### Short task:
Omit the pictures, then reproduce every remaining record exactly.

(Records from a collection of figures)
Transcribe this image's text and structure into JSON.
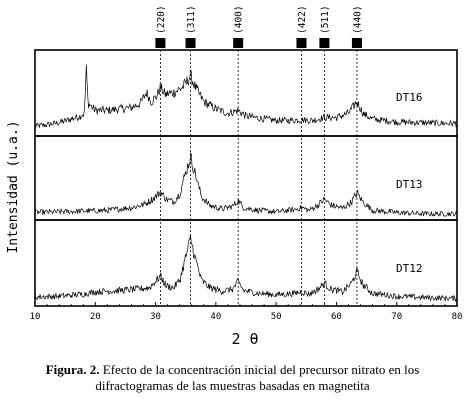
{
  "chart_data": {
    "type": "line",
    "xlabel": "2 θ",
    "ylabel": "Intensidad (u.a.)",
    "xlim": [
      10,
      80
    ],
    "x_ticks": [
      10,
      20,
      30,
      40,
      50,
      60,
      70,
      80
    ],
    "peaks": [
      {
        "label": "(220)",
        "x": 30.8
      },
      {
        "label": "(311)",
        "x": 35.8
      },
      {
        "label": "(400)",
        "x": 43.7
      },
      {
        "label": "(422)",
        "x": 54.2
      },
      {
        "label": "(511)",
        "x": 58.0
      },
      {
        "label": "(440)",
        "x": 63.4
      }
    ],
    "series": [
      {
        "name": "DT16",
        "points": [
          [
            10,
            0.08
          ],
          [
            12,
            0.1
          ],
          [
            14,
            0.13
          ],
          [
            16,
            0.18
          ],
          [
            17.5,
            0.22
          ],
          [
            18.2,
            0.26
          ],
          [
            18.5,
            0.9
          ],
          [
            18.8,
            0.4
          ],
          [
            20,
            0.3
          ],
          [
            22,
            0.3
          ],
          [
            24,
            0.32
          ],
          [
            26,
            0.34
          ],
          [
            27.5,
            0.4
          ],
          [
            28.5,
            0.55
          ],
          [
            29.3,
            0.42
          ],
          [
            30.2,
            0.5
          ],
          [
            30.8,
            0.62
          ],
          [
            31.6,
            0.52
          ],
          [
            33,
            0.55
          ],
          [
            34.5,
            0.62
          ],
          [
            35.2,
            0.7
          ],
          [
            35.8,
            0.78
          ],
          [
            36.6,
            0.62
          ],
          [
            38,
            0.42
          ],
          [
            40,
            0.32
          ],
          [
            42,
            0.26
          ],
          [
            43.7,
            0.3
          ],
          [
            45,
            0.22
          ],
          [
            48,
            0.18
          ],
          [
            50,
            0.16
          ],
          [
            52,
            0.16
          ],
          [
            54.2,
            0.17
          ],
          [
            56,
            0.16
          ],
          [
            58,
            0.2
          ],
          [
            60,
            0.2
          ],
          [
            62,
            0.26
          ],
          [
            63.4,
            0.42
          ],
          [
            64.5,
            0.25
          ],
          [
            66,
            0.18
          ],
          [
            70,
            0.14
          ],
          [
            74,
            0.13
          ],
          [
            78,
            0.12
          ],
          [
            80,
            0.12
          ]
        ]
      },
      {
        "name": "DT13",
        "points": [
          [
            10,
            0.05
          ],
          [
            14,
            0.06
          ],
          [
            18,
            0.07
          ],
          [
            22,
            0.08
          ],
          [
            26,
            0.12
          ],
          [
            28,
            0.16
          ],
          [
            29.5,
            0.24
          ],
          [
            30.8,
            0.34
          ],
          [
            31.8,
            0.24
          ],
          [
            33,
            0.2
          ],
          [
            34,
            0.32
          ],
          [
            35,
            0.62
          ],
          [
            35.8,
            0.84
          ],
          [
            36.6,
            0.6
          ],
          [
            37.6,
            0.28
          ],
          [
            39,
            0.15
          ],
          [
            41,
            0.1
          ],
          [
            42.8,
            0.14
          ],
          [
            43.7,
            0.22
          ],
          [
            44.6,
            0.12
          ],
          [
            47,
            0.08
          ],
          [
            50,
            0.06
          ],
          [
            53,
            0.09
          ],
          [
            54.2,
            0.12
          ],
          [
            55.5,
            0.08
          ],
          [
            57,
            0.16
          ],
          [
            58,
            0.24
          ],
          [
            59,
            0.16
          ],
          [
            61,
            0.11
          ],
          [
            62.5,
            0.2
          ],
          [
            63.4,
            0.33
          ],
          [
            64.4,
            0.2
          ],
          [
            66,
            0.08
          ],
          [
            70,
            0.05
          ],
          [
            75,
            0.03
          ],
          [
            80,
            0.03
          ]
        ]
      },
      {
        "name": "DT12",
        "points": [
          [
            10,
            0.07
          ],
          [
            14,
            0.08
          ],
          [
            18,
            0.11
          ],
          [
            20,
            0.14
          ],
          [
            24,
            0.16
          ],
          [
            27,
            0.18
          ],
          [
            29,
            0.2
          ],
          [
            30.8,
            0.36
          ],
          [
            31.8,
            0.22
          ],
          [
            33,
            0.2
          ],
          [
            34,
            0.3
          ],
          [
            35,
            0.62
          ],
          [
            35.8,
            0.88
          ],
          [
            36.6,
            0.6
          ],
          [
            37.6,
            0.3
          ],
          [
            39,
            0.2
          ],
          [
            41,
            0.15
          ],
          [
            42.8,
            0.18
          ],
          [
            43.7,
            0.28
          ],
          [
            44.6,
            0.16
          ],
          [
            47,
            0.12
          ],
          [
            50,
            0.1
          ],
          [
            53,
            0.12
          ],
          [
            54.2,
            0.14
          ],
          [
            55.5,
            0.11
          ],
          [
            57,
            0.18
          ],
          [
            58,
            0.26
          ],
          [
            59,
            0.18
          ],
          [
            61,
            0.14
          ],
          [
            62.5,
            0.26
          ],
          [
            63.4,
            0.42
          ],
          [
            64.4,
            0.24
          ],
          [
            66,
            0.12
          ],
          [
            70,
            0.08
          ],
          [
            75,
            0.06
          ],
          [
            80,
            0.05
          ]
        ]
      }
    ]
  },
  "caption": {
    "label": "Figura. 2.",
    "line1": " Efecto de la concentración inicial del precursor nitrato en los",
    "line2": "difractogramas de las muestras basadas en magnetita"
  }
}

### Answer to this exercise:
Transcribe this image's text and structure into JSON.
{
  "chart_data": {
    "type": "line",
    "xlabel": "2 θ",
    "ylabel": "Intensidad (u.a.)",
    "xlim": [
      10,
      80
    ],
    "x_ticks": [
      10,
      20,
      30,
      40,
      50,
      60,
      70,
      80
    ],
    "peaks": [
      {
        "label": "(220)",
        "x": 30.8
      },
      {
        "label": "(311)",
        "x": 35.8
      },
      {
        "label": "(400)",
        "x": 43.7
      },
      {
        "label": "(422)",
        "x": 54.2
      },
      {
        "label": "(511)",
        "x": 58.0
      },
      {
        "label": "(440)",
        "x": 63.4
      }
    ],
    "series": [
      {
        "name": "DT16",
        "points": [
          [
            10,
            0.08
          ],
          [
            12,
            0.1
          ],
          [
            14,
            0.13
          ],
          [
            16,
            0.18
          ],
          [
            17.5,
            0.22
          ],
          [
            18.2,
            0.26
          ],
          [
            18.5,
            0.9
          ],
          [
            18.8,
            0.4
          ],
          [
            20,
            0.3
          ],
          [
            22,
            0.3
          ],
          [
            24,
            0.32
          ],
          [
            26,
            0.34
          ],
          [
            27.5,
            0.4
          ],
          [
            28.5,
            0.55
          ],
          [
            29.3,
            0.42
          ],
          [
            30.2,
            0.5
          ],
          [
            30.8,
            0.62
          ],
          [
            31.6,
            0.52
          ],
          [
            33,
            0.55
          ],
          [
            34.5,
            0.62
          ],
          [
            35.2,
            0.7
          ],
          [
            35.8,
            0.78
          ],
          [
            36.6,
            0.62
          ],
          [
            38,
            0.42
          ],
          [
            40,
            0.32
          ],
          [
            42,
            0.26
          ],
          [
            43.7,
            0.3
          ],
          [
            45,
            0.22
          ],
          [
            48,
            0.18
          ],
          [
            50,
            0.16
          ],
          [
            52,
            0.16
          ],
          [
            54.2,
            0.17
          ],
          [
            56,
            0.16
          ],
          [
            58,
            0.2
          ],
          [
            60,
            0.2
          ],
          [
            62,
            0.26
          ],
          [
            63.4,
            0.42
          ],
          [
            64.5,
            0.25
          ],
          [
            66,
            0.18
          ],
          [
            70,
            0.14
          ],
          [
            74,
            0.13
          ],
          [
            78,
            0.12
          ],
          [
            80,
            0.12
          ]
        ]
      },
      {
        "name": "DT13",
        "points": [
          [
            10,
            0.05
          ],
          [
            14,
            0.06
          ],
          [
            18,
            0.07
          ],
          [
            22,
            0.08
          ],
          [
            26,
            0.12
          ],
          [
            28,
            0.16
          ],
          [
            29.5,
            0.24
          ],
          [
            30.8,
            0.34
          ],
          [
            31.8,
            0.24
          ],
          [
            33,
            0.2
          ],
          [
            34,
            0.32
          ],
          [
            35,
            0.62
          ],
          [
            35.8,
            0.84
          ],
          [
            36.6,
            0.6
          ],
          [
            37.6,
            0.28
          ],
          [
            39,
            0.15
          ],
          [
            41,
            0.1
          ],
          [
            42.8,
            0.14
          ],
          [
            43.7,
            0.22
          ],
          [
            44.6,
            0.12
          ],
          [
            47,
            0.08
          ],
          [
            50,
            0.06
          ],
          [
            53,
            0.09
          ],
          [
            54.2,
            0.12
          ],
          [
            55.5,
            0.08
          ],
          [
            57,
            0.16
          ],
          [
            58,
            0.24
          ],
          [
            59,
            0.16
          ],
          [
            61,
            0.11
          ],
          [
            62.5,
            0.2
          ],
          [
            63.4,
            0.33
          ],
          [
            64.4,
            0.2
          ],
          [
            66,
            0.08
          ],
          [
            70,
            0.05
          ],
          [
            75,
            0.03
          ],
          [
            80,
            0.03
          ]
        ]
      },
      {
        "name": "DT12",
        "points": [
          [
            10,
            0.07
          ],
          [
            14,
            0.08
          ],
          [
            18,
            0.11
          ],
          [
            20,
            0.14
          ],
          [
            24,
            0.16
          ],
          [
            27,
            0.18
          ],
          [
            29,
            0.2
          ],
          [
            30.8,
            0.36
          ],
          [
            31.8,
            0.22
          ],
          [
            33,
            0.2
          ],
          [
            34,
            0.3
          ],
          [
            35,
            0.62
          ],
          [
            35.8,
            0.88
          ],
          [
            36.6,
            0.6
          ],
          [
            37.6,
            0.3
          ],
          [
            39,
            0.2
          ],
          [
            41,
            0.15
          ],
          [
            42.8,
            0.18
          ],
          [
            43.7,
            0.28
          ],
          [
            44.6,
            0.16
          ],
          [
            47,
            0.12
          ],
          [
            50,
            0.1
          ],
          [
            53,
            0.12
          ],
          [
            54.2,
            0.14
          ],
          [
            55.5,
            0.11
          ],
          [
            57,
            0.18
          ],
          [
            58,
            0.26
          ],
          [
            59,
            0.18
          ],
          [
            61,
            0.14
          ],
          [
            62.5,
            0.26
          ],
          [
            63.4,
            0.42
          ],
          [
            64.4,
            0.24
          ],
          [
            66,
            0.12
          ],
          [
            70,
            0.08
          ],
          [
            75,
            0.06
          ],
          [
            80,
            0.05
          ]
        ]
      }
    ]
  },
  "caption": {
    "label": "Figura. 2.",
    "line1": " Efecto de la concentración inicial del precursor nitrato en los",
    "line2": "difractogramas de las muestras basadas en magnetita"
  }
}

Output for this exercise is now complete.